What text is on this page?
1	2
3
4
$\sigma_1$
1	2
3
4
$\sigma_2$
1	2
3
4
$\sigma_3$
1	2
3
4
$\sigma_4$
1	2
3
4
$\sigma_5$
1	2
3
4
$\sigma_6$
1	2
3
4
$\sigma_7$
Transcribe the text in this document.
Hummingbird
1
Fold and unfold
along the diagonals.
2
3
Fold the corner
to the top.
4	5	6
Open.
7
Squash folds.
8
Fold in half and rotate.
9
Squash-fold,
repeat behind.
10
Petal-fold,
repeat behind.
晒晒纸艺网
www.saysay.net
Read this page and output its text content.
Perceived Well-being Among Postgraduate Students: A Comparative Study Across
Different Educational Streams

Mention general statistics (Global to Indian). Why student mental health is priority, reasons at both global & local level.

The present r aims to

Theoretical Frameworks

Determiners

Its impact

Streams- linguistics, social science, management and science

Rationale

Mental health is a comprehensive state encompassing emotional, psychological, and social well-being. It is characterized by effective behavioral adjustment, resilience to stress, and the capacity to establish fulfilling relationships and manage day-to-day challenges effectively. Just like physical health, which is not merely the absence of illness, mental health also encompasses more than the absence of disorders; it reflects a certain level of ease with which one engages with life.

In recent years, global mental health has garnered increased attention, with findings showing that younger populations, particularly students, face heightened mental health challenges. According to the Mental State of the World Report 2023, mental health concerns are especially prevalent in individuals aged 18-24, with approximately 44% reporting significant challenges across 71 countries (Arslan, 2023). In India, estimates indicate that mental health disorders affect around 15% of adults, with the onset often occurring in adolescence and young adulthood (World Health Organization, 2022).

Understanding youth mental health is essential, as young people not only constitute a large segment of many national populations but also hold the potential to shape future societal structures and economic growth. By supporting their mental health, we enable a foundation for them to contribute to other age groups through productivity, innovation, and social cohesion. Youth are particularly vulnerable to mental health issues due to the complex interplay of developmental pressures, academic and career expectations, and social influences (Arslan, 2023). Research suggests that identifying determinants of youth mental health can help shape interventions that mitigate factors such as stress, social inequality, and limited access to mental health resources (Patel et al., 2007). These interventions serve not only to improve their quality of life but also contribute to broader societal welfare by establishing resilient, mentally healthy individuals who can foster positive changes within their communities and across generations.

THE REQUEST
Which lines above contain the word "page"? Copy each of them.

RESPONSE
What text is on this page?
Read this page and output its text content.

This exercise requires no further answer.